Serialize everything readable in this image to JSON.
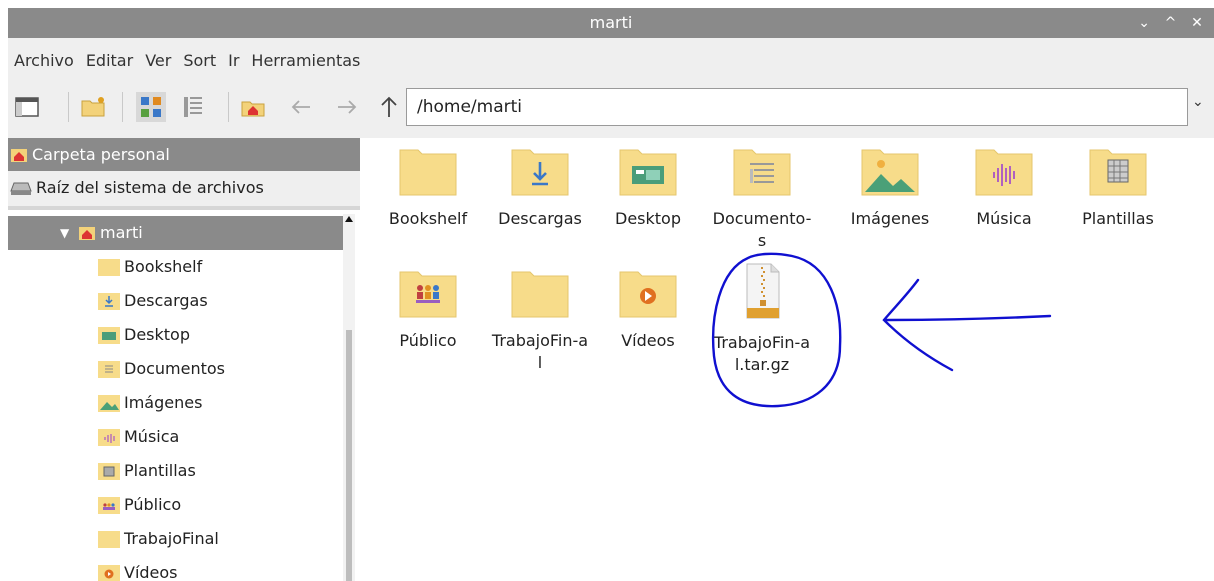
{
  "window": {
    "title": "marti",
    "controls": [
      "⌄",
      "^",
      "✕"
    ]
  },
  "menu": [
    "Archivo",
    "Editar",
    "Ver",
    "Sort",
    "Ir",
    "Herramientas"
  ],
  "address": {
    "path": "/home/marti"
  },
  "places": [
    {
      "label": "Carpeta personal",
      "icon": "home-icon",
      "selected": true
    },
    {
      "label": "Raíz del sistema de archivos",
      "icon": "drive-icon",
      "selected": false
    }
  ],
  "tree": {
    "root": "marti",
    "items": [
      "Bookshelf",
      "Descargas",
      "Desktop",
      "Documentos",
      "Imágenes",
      "Música",
      "Plantillas",
      "Público",
      "TrabajoFinal",
      "Vídeos"
    ]
  },
  "files": [
    {
      "label": "Bookshelf",
      "type": "folder"
    },
    {
      "label": "Descargas",
      "type": "folder-download"
    },
    {
      "label": "Desktop",
      "type": "folder-desktop"
    },
    {
      "label": "Documento-s",
      "type": "folder-documents"
    },
    {
      "label": "Imágenes",
      "type": "folder-pictures"
    },
    {
      "label": "Música",
      "type": "folder-music"
    },
    {
      "label": "Plantillas",
      "type": "folder-templates"
    },
    {
      "label": "Público",
      "type": "folder-public"
    },
    {
      "label": "TrabajoFin-al",
      "type": "folder"
    },
    {
      "label": "Vídeos",
      "type": "folder-videos"
    },
    {
      "label": "TrabajoFin-al.tar.gz",
      "type": "archive"
    }
  ]
}
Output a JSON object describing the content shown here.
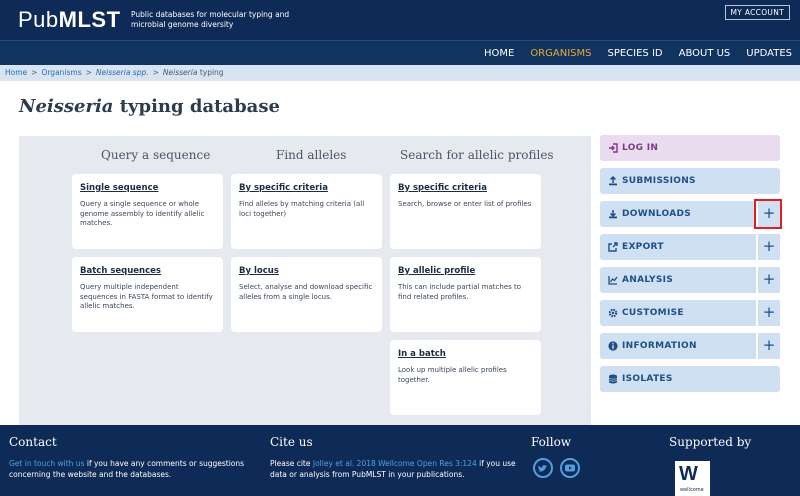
{
  "header": {
    "logo_pub": "Pub",
    "logo_mlst": "MLST",
    "tagline": "Public databases for molecular typing and microbial genome diversity",
    "account_label": "MY ACCOUNT"
  },
  "nav": [
    {
      "label": "HOME",
      "active": false
    },
    {
      "label": "ORGANISMS",
      "active": true
    },
    {
      "label": "SPECIES ID",
      "active": false
    },
    {
      "label": "ABOUT US",
      "active": false
    },
    {
      "label": "UPDATES",
      "active": false
    }
  ],
  "breadcrumb": {
    "home": "Home",
    "organisms": "Organisms",
    "genus": "Neisseria spp.",
    "current_italic": "Neisseria",
    "current_rest": " typing"
  },
  "page_title": {
    "italic": "Neisseria",
    "rest": " typing database"
  },
  "columns": [
    {
      "heading": "Query a sequence",
      "cards": [
        {
          "title": "Single sequence",
          "text": "Query a single sequence or whole genome assembly to identify allelic matches."
        },
        {
          "title": "Batch sequences",
          "text": "Query multiple independent sequences in FASTA format to identify allelic matches."
        }
      ]
    },
    {
      "heading": "Find alleles",
      "cards": [
        {
          "title": "By specific criteria",
          "text": "Find alleles by matching criteria (all loci together)"
        },
        {
          "title": "By locus",
          "text": "Select, analyse and download specific alleles from a single locus."
        }
      ]
    },
    {
      "heading": "Search for allelic profiles",
      "cards": [
        {
          "title": "By specific criteria",
          "text": "Search, browse or enter list of profiles"
        },
        {
          "title": "By allelic profile",
          "text": "This can include partial matches to find related profiles."
        },
        {
          "title": "In a batch",
          "text": "Look up multiple allelic profiles together."
        }
      ]
    }
  ],
  "sidebar": [
    {
      "label": "LOG IN",
      "icon": "login-icon",
      "plus": false
    },
    {
      "label": "SUBMISSIONS",
      "icon": "upload-icon",
      "plus": false
    },
    {
      "label": "DOWNLOADS",
      "icon": "download-icon",
      "plus": true,
      "highlight": true
    },
    {
      "label": "EXPORT",
      "icon": "export-icon",
      "plus": true
    },
    {
      "label": "ANALYSIS",
      "icon": "chart-icon",
      "plus": true
    },
    {
      "label": "CUSTOMISE",
      "icon": "gear-icon",
      "plus": true
    },
    {
      "label": "INFORMATION",
      "icon": "info-icon",
      "plus": true
    },
    {
      "label": "ISOLATES",
      "icon": "database-icon",
      "plus": false
    }
  ],
  "plus_symbol": "+",
  "footer": {
    "contact_heading": "Contact",
    "contact_link": "Get in touch with us",
    "contact_text": " if you have any comments or suggestions concerning the website and the databases.",
    "cite_heading": "Cite us",
    "cite_pre": "Please cite ",
    "cite_link": "Jolley et al. 2018 Wellcome Open Res 3:124",
    "cite_post": " if you use data or analysis from PubMLST in your publications.",
    "follow_heading": "Follow",
    "supported_heading": "Supported by",
    "wellcome_letter": "W",
    "wellcome_label": "wellcome"
  },
  "colors": {
    "header_bg": "#0e2b57",
    "nav_active": "#f0a830",
    "sidebar_bg": "#cfe0f2",
    "login_bg": "#eadcef",
    "highlight": "#e02020"
  }
}
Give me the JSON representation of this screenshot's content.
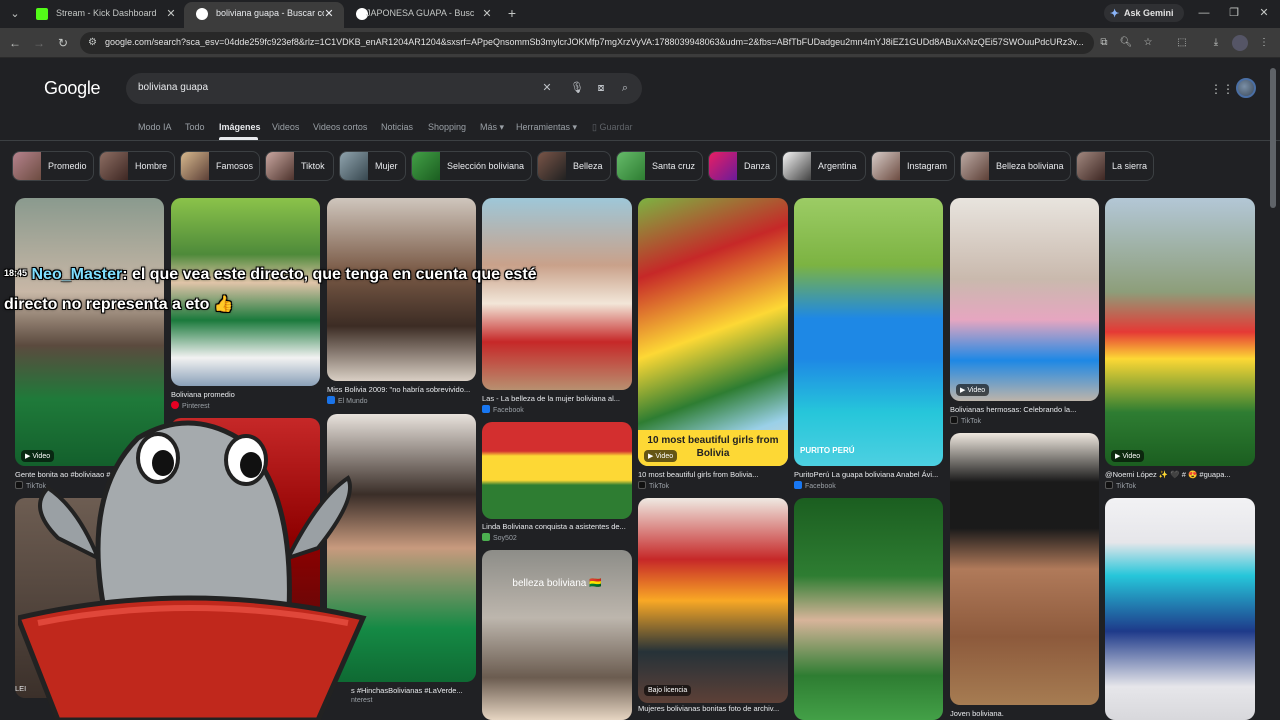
{
  "browser": {
    "tabs": [
      {
        "title": "Stream - Kick Dashboard",
        "favicon_color": "#53fc18"
      },
      {
        "title": "boliviana guapa - Buscar con Google",
        "favicon_color": "#4285f4"
      },
      {
        "title": "JAPONESA GUAPA - Buscar con Google",
        "favicon_color": "#4285f4"
      }
    ],
    "new_tab_icon": "+",
    "gemini_label": "Ask Gemini",
    "url": "google.com/search?sca_esv=04dde259fc923ef8&rlz=1C1VDKB_enAR1204AR1204&sxsrf=APpeQnsommSb3mylcrJOKMfp7mgXrzVyVA:1788039948063&udm=2&fbs=ABfTbFUDadgeu2mn4mYJ8iEZ1GUDd8ABuXxNzQEi57SWOuuPdcURz3v..."
  },
  "google": {
    "logo": "Google",
    "query": "boliviana guapa",
    "filters": [
      "Modo IA",
      "Todo",
      "Imágenes",
      "Videos",
      "Videos cortos",
      "Noticias",
      "Shopping",
      "Más ▾",
      "Herramientas ▾",
      "Guardar"
    ],
    "active_filter": "Imágenes",
    "chips": [
      "Promedio",
      "Hombre",
      "Famosos",
      "Tiktok",
      "Mujer",
      "Selección boliviana",
      "Belleza",
      "Santa cruz",
      "Danza",
      "Argentina",
      "Instagram",
      "Belleza boliviana",
      "La sierra"
    ],
    "video_label": "Video",
    "results": [
      {
        "caption": "Gente bonita ao #boliviaao #er...",
        "source": "TikTok"
      },
      {
        "caption": "Boliviana promedio",
        "source": "Pinterest"
      },
      {
        "caption": "Miss Bolivia 2009: \"no habría sobrevivido...",
        "source": "El Mundo"
      },
      {
        "caption": "Las - La belleza de la mujer boliviana al...",
        "source": "Facebook"
      },
      {
        "caption": "10 most beautiful girls from Bolivia...",
        "source": "TikTok",
        "overlay": "10 most beautiful girls from Bolivia"
      },
      {
        "caption": "PuritoPerú La guapa boliviana Anabel Ávi...",
        "source": "Facebook",
        "overlay": "PURITO PERÚ"
      },
      {
        "caption": "Bolivianas hermosas: Celebrando la...",
        "source": "TikTok"
      },
      {
        "caption": "@Noemi López ✨ 🖤 # 😍 #guapa...",
        "source": "TikTok"
      },
      {
        "caption": "Linda Boliviana conquista a asistentes de...",
        "source": "Soy502"
      },
      {
        "caption": "s #HinchasBolivianas #LaVerde...",
        "source": "nterest"
      },
      {
        "caption": "LEI",
        "source": ""
      },
      {
        "caption": "Mujeres bolivianas bonitas foto de archiv...",
        "source": "",
        "badge": "Bajo licencia"
      },
      {
        "caption": "Joven boliviana.",
        "source": ""
      },
      {
        "caption": "",
        "source": "",
        "overlay": "belleza boliviana 🇧🇴"
      }
    ]
  },
  "stream_overlay": {
    "time": "18:45",
    "user": "Neo_Master",
    "message_line1": ": el que vea este directo, que tenga en cuenta que esté",
    "message_line2": "directo no representa a eto 👍"
  }
}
════════
Exercise brief
Images should not appear in the copy; retype the listing above exactly.

Exercise response
Serialize everything readable in this image to JSON.
{
  "window": {
    "title": "marti",
    "controls": [
      "⌄",
      "^",
      "✕"
    ]
  },
  "menu": [
    "Archivo",
    "Editar",
    "Ver",
    "Sort",
    "Ir",
    "Herramientas"
  ],
  "address": {
    "path": "/home/marti"
  },
  "places": [
    {
      "label": "Carpeta personal",
      "icon": "home-icon",
      "selected": true
    },
    {
      "label": "Raíz del sistema de archivos",
      "icon": "drive-icon",
      "selected": false
    }
  ],
  "tree": {
    "root": "marti",
    "items": [
      "Bookshelf",
      "Descargas",
      "Desktop",
      "Documentos",
      "Imágenes",
      "Música",
      "Plantillas",
      "Público",
      "TrabajoFinal",
      "Vídeos"
    ]
  },
  "files": [
    {
      "label": "Bookshelf",
      "type": "folder"
    },
    {
      "label": "Descargas",
      "type": "folder-download"
    },
    {
      "label": "Desktop",
      "type": "folder-desktop"
    },
    {
      "label": "Documento-s",
      "type": "folder-documents"
    },
    {
      "label": "Imágenes",
      "type": "folder-pictures"
    },
    {
      "label": "Música",
      "type": "folder-music"
    },
    {
      "label": "Plantillas",
      "type": "folder-templates"
    },
    {
      "label": "Público",
      "type": "folder-public"
    },
    {
      "label": "TrabajoFin-al",
      "type": "folder"
    },
    {
      "label": "Vídeos",
      "type": "folder-videos"
    },
    {
      "label": "TrabajoFin-al.tar.gz",
      "type": "archive"
    }
  ]
}
Output a JSON object describing the content shown here.
{
  "header": {
    "logo_pub": "Pub",
    "logo_mlst": "MLST",
    "tagline": "Public databases for molecular typing and microbial genome diversity",
    "account_label": "MY ACCOUNT"
  },
  "nav": [
    {
      "label": "HOME",
      "active": false
    },
    {
      "label": "ORGANISMS",
      "active": true
    },
    {
      "label": "SPECIES ID",
      "active": false
    },
    {
      "label": "ABOUT US",
      "active": false
    },
    {
      "label": "UPDATES",
      "active": false
    }
  ],
  "breadcrumb": {
    "home": "Home",
    "organisms": "Organisms",
    "genus": "Neisseria spp.",
    "current_italic": "Neisseria",
    "current_rest": " typing"
  },
  "page_title": {
    "italic": "Neisseria",
    "rest": " typing database"
  },
  "columns": [
    {
      "heading": "Query a sequence",
      "cards": [
        {
          "title": "Single sequence",
          "text": "Query a single sequence or whole genome assembly to identify allelic matches."
        },
        {
          "title": "Batch sequences",
          "text": "Query multiple independent sequences in FASTA format to identify allelic matches."
        }
      ]
    },
    {
      "heading": "Find alleles",
      "cards": [
        {
          "title": "By specific criteria",
          "text": "Find alleles by matching criteria (all loci together)"
        },
        {
          "title": "By locus",
          "text": "Select, analyse and download specific alleles from a single locus."
        }
      ]
    },
    {
      "heading": "Search for allelic profiles",
      "cards": [
        {
          "title": "By specific criteria",
          "text": "Search, browse or enter list of profiles"
        },
        {
          "title": "By allelic profile",
          "text": "This can include partial matches to find related profiles."
        },
        {
          "title": "In a batch",
          "text": "Look up multiple allelic profiles together."
        }
      ]
    }
  ],
  "sidebar": [
    {
      "label": "LOG IN",
      "icon": "login-icon",
      "plus": false
    },
    {
      "label": "SUBMISSIONS",
      "icon": "upload-icon",
      "plus": false
    },
    {
      "label": "DOWNLOADS",
      "icon": "download-icon",
      "plus": true,
      "highlight": true
    },
    {
      "label": "EXPORT",
      "icon": "export-icon",
      "plus": true
    },
    {
      "label": "ANALYSIS",
      "icon": "chart-icon",
      "plus": true
    },
    {
      "label": "CUSTOMISE",
      "icon": "gear-icon",
      "plus": true
    },
    {
      "label": "INFORMATION",
      "icon": "info-icon",
      "plus": true
    },
    {
      "label": "ISOLATES",
      "icon": "database-icon",
      "plus": false
    }
  ],
  "plus_symbol": "+",
  "footer": {
    "contact_heading": "Contact",
    "contact_link": "Get in touch with us",
    "contact_text": " if you have any comments or suggestions concerning the website and the databases.",
    "cite_heading": "Cite us",
    "cite_pre": "Please cite ",
    "cite_link": "Jolley et al. 2018 Wellcome Open Res 3:124",
    "cite_post": " if you use data or analysis from PubMLST in your publications.",
    "follow_heading": "Follow",
    "supported_heading": "Supported by",
    "wellcome_letter": "W",
    "wellcome_label": "wellcome"
  },
  "colors": {
    "header_bg": "#0e2b57",
    "nav_active": "#f0a830",
    "sidebar_bg": "#cfe0f2",
    "login_bg": "#eadcef",
    "highlight": "#e02020"
  }
}
Give me the JSON representation of this screenshot's content.
{
  "browser": {
    "tabs": [
      {
        "title": "Stream - Kick Dashboard",
        "favicon_color": "#53fc18"
      },
      {
        "title": "boliviana guapa - Buscar con Google",
        "favicon_color": "#4285f4"
      },
      {
        "title": "JAPONESA GUAPA - Buscar con Google",
        "favicon_color": "#4285f4"
      }
    ],
    "new_tab_icon": "+",
    "gemini_label": "Ask Gemini",
    "url": "google.com/search?sca_esv=04dde259fc923ef8&rlz=1C1VDKB_enAR1204AR1204&sxsrf=APpeQnsommSb3mylcrJOKMfp7mgXrzVyVA:1788039948063&udm=2&fbs=ABfTbFUDadgeu2mn4mYJ8iEZ1GUDd8ABuXxNzQEi57SWOuuPdcURz3v..."
  },
  "google": {
    "logo": "Google",
    "query": "boliviana guapa",
    "filters": [
      "Modo IA",
      "Todo",
      "Imágenes",
      "Videos",
      "Videos cortos",
      "Noticias",
      "Shopping",
      "Más ▾",
      "Herramientas ▾",
      "Guardar"
    ],
    "active_filter": "Imágenes",
    "chips": [
      "Promedio",
      "Hombre",
      "Famosos",
      "Tiktok",
      "Mujer",
      "Selección boliviana",
      "Belleza",
      "Santa cruz",
      "Danza",
      "Argentina",
      "Instagram",
      "Belleza boliviana",
      "La sierra"
    ],
    "video_label": "Video",
    "results": [
      {
        "caption": "Gente bonita ao #boliviaao #er...",
        "source": "TikTok"
      },
      {
        "caption": "Boliviana promedio",
        "source": "Pinterest"
      },
      {
        "caption": "Miss Bolivia 2009: \"no habría sobrevivido...",
        "source": "El Mundo"
      },
      {
        "caption": "Las - La belleza de la mujer boliviana al...",
        "source": "Facebook"
      },
      {
        "caption": "10 most beautiful girls from Bolivia...",
        "source": "TikTok",
        "overlay": "10 most beautiful girls from Bolivia"
      },
      {
        "caption": "PuritoPerú La guapa boliviana Anabel Ávi...",
        "source": "Facebook",
        "overlay": "PURITO PERÚ"
      },
      {
        "caption": "Bolivianas hermosas: Celebrando la...",
        "source": "TikTok"
      },
      {
        "caption": "@Noemi López ✨ 🖤 # 😍 #guapa...",
        "source": "TikTok"
      },
      {
        "caption": "Linda Boliviana conquista a asistentes de...",
        "source": "Soy502"
      },
      {
        "caption": "s #HinchasBolivianas #LaVerde...",
        "source": "nterest"
      },
      {
        "caption": "LEI",
        "source": ""
      },
      {
        "caption": "Mujeres bolivianas bonitas foto de archiv...",
        "source": "",
        "badge": "Bajo licencia"
      },
      {
        "caption": "Joven boliviana.",
        "source": ""
      },
      {
        "caption": "",
        "source": "",
        "overlay": "belleza boliviana 🇧🇴"
      }
    ]
  },
  "stream_overlay": {
    "time": "18:45",
    "user": "Neo_Master",
    "message_line1": ": el que vea este directo, que tenga en cuenta que esté",
    "message_line2": "directo no representa a eto 👍"
  }
}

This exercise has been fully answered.